Challenge: Please transcribe the records precisely; pictures stay out of your copy.

Items:
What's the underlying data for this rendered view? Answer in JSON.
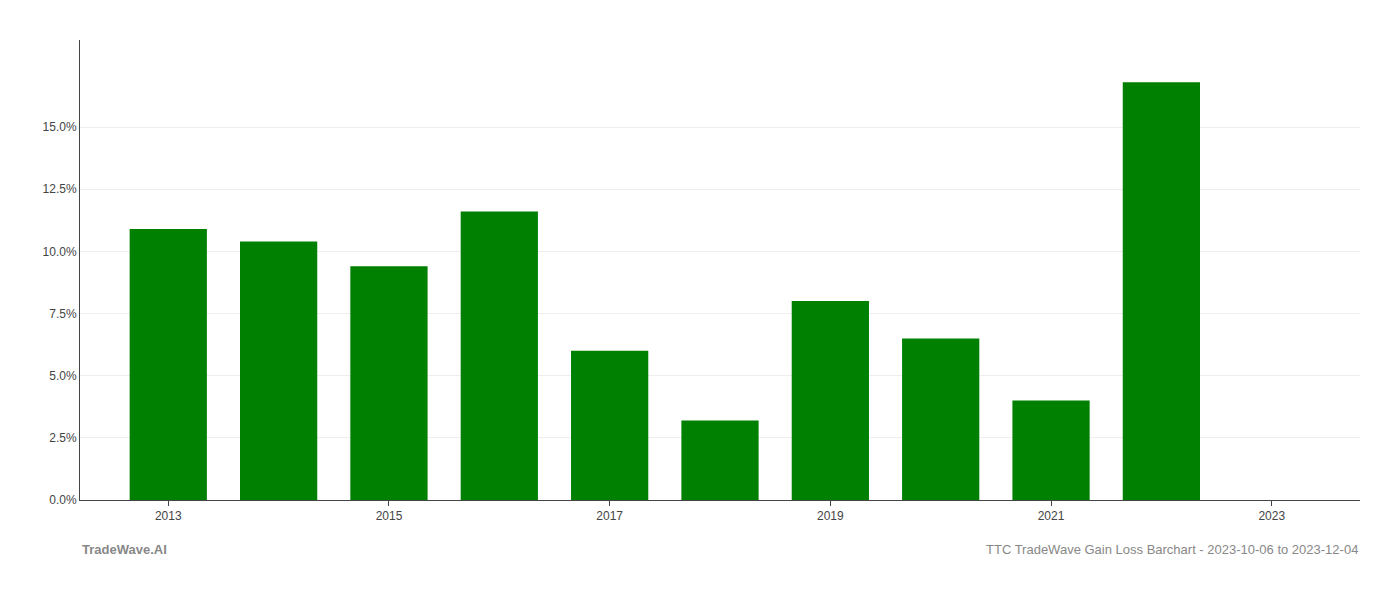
{
  "chart_data": {
    "type": "bar",
    "x": [
      2013,
      2014,
      2015,
      2016,
      2017,
      2018,
      2019,
      2020,
      2021,
      2022
    ],
    "values": [
      0.109,
      0.104,
      0.094,
      0.116,
      0.06,
      0.032,
      0.08,
      0.065,
      0.04,
      0.168
    ],
    "color": "#008000",
    "xlim": [
      2012.2,
      2023.8
    ],
    "xticks": [
      2013,
      2015,
      2017,
      2019,
      2021,
      2023
    ],
    "ylim": [
      0.0,
      0.185
    ],
    "yticks": [
      {
        "value": 0.0,
        "label": "0.0%"
      },
      {
        "value": 0.025,
        "label": "2.5%"
      },
      {
        "value": 0.05,
        "label": "5.0%"
      },
      {
        "value": 0.075,
        "label": "7.5%"
      },
      {
        "value": 0.1,
        "label": "10.0%"
      },
      {
        "value": 0.125,
        "label": "12.5%"
      },
      {
        "value": 0.15,
        "label": "15.0%"
      }
    ],
    "grid": true,
    "annotations": [
      "TradeWave.AI",
      "TTC TradeWave Gain Loss Barchart - 2023-10-06 to 2023-12-04"
    ]
  }
}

Written answer:
What's the underlying data for this rendered view? Answer in JSON.
{
  "chart_data": {
    "type": "bar",
    "x": [
      2013,
      2014,
      2015,
      2016,
      2017,
      2018,
      2019,
      2020,
      2021,
      2022
    ],
    "values": [
      0.109,
      0.104,
      0.094,
      0.116,
      0.06,
      0.032,
      0.08,
      0.065,
      0.04,
      0.168
    ],
    "color": "#008000",
    "xlim": [
      2012.2,
      2023.8
    ],
    "xticks": [
      2013,
      2015,
      2017,
      2019,
      2021,
      2023
    ],
    "ylim": [
      0.0,
      0.185
    ],
    "yticks": [
      {
        "value": 0.0,
        "label": "0.0%"
      },
      {
        "value": 0.025,
        "label": "2.5%"
      },
      {
        "value": 0.05,
        "label": "5.0%"
      },
      {
        "value": 0.075,
        "label": "7.5%"
      },
      {
        "value": 0.1,
        "label": "10.0%"
      },
      {
        "value": 0.125,
        "label": "12.5%"
      },
      {
        "value": 0.15,
        "label": "15.0%"
      }
    ],
    "grid": true,
    "annotations": [
      "TradeWave.AI",
      "TTC TradeWave Gain Loss Barchart - 2023-10-06 to 2023-12-04"
    ]
  }
}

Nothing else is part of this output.